Task details:
Find and copy every line in the records that includes the string "role".

Data for the task:
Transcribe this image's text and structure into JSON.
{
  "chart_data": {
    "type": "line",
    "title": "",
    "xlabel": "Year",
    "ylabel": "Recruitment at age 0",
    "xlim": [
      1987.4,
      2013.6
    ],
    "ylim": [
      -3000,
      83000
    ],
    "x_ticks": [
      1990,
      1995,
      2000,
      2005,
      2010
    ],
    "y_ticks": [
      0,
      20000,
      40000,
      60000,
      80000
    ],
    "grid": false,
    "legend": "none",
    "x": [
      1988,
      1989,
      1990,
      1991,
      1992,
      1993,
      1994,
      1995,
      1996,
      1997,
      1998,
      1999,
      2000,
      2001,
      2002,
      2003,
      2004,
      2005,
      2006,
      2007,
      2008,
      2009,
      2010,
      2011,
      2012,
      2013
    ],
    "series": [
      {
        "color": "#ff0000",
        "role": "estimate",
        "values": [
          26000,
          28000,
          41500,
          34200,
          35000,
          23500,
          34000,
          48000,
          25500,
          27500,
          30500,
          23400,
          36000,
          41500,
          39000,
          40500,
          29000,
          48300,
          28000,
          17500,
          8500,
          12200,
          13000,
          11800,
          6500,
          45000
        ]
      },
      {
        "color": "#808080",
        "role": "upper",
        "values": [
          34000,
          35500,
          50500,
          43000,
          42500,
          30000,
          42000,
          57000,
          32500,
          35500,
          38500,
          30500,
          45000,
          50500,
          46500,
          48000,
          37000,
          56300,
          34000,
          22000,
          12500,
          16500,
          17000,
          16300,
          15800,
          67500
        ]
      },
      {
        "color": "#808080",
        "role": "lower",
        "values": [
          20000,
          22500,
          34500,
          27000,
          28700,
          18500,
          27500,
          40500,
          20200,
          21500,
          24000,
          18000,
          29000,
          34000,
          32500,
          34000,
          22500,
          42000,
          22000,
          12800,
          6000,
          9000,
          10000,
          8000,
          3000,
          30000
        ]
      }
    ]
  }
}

Result:
        "role": "estimate",
        "role": "upper",
        "role": "lower",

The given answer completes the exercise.